**Problem to solve:** Copy each line that contains the string "具体板书如下".

**Entries:**
** begin **

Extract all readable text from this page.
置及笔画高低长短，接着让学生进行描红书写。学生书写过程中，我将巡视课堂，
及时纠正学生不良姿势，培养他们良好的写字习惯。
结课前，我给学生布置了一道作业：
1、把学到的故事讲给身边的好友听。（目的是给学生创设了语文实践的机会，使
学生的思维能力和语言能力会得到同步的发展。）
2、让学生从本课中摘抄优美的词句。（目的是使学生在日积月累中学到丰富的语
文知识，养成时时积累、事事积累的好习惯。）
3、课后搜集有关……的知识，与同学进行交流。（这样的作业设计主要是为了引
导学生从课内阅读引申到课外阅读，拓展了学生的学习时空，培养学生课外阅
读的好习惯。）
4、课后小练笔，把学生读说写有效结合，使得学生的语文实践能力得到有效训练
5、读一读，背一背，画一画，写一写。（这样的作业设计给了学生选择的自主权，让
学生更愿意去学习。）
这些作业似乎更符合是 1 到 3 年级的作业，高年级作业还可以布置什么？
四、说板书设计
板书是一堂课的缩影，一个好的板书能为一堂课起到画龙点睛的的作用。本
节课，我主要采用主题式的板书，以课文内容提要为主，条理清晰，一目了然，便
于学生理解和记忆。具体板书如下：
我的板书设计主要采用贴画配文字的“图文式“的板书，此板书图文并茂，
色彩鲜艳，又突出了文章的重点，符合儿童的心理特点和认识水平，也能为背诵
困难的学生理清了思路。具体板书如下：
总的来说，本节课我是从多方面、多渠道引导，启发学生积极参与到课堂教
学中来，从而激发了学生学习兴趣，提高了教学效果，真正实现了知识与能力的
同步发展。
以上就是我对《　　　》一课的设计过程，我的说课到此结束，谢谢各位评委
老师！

** end **

**The response:**
于学生理解和记忆。具体板书如下：
困难的学生理清了思路。具体板书如下：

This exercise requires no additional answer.